START Excerpted records

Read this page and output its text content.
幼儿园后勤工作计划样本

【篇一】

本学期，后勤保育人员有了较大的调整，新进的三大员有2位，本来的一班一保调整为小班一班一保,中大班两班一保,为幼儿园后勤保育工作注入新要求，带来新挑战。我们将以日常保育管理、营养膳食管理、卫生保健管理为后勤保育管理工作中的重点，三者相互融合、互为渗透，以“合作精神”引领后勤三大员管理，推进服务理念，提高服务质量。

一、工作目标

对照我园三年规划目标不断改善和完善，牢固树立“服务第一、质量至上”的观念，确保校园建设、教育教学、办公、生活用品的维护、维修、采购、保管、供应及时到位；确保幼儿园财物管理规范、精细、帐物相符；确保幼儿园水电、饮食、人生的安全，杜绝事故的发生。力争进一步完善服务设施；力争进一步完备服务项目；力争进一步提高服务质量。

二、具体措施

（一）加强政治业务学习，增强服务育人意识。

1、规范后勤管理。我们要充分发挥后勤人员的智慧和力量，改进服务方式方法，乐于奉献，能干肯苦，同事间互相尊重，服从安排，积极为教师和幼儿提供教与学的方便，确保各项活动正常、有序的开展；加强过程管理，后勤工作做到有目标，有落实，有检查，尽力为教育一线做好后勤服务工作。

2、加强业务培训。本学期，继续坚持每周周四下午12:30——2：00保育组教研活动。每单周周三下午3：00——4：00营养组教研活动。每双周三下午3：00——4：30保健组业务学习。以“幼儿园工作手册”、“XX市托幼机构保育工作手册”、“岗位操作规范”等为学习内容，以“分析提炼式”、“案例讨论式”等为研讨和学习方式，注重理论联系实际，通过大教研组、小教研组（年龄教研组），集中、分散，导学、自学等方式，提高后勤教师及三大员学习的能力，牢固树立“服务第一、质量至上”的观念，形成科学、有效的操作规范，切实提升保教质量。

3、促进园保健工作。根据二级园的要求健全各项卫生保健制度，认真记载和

END Excerpted records

• To do:
Retype the records in full. Keep every line identical to the original.

• Result of the exercise:
Read this page and output its text content.
幼儿园后勤工作计划样本

【篇一】

本学期，后勤保育人员有了较大的调整，新进的三大员有2位，本来的一班一保调整为小班一班一保,中大班两班一保,为幼儿园后勤保育工作注入新要求，带来新挑战。我们将以日常保育管理、营养膳食管理、卫生保健管理为后勤保育管理工作中的重点，三者相互融合、互为渗透，以“合作精神”引领后勤三大员管理，推进服务理念，提高服务质量。

一、工作目标

对照我园三年规划目标不断改善和完善，牢固树立“服务第一、质量至上”的观念，确保校园建设、教育教学、办公、生活用品的维护、维修、采购、保管、供应及时到位；确保幼儿园财物管理规范、精细、帐物相符；确保幼儿园水电、饮食、人生的安全，杜绝事故的发生。力争进一步完善服务设施；力争进一步完备服务项目；力争进一步提高服务质量。

二、具体措施

（一）加强政治业务学习，增强服务育人意识。

1、规范后勤管理。我们要充分发挥后勤人员的智慧和力量，改进服务方式方法，乐于奉献，能干肯苦，同事间互相尊重，服从安排，积极为教师和幼儿提供教与学的方便，确保各项活动正常、有序的开展；加强过程管理，后勤工作做到有目标，有落实，有检查，尽力为教育一线做好后勤服务工作。

2、加强业务培训。本学期，继续坚持每周周四下午12:30——2：00保育组教研活动。每单周周三下午3：00——4：00营养组教研活动。每双周三下午3：00——4：30保健组业务学习。以“幼儿园工作手册”、“XX市托幼机构保育工作手册”、“岗位操作规范”等为学习内容，以“分析提炼式”、“案例讨论式”等为研讨和学习方式，注重理论联系实际，通过大教研组、小教研组（年龄教研组），集中、分散，导学、自学等方式，提高后勤教师及三大员学习的能力，牢固树立“服务第一、质量至上”的观念，形成科学、有效的操作规范，切实提升保教质量。

3、促进园保健工作。根据二级园的要求健全各项卫生保健制度，认真记载和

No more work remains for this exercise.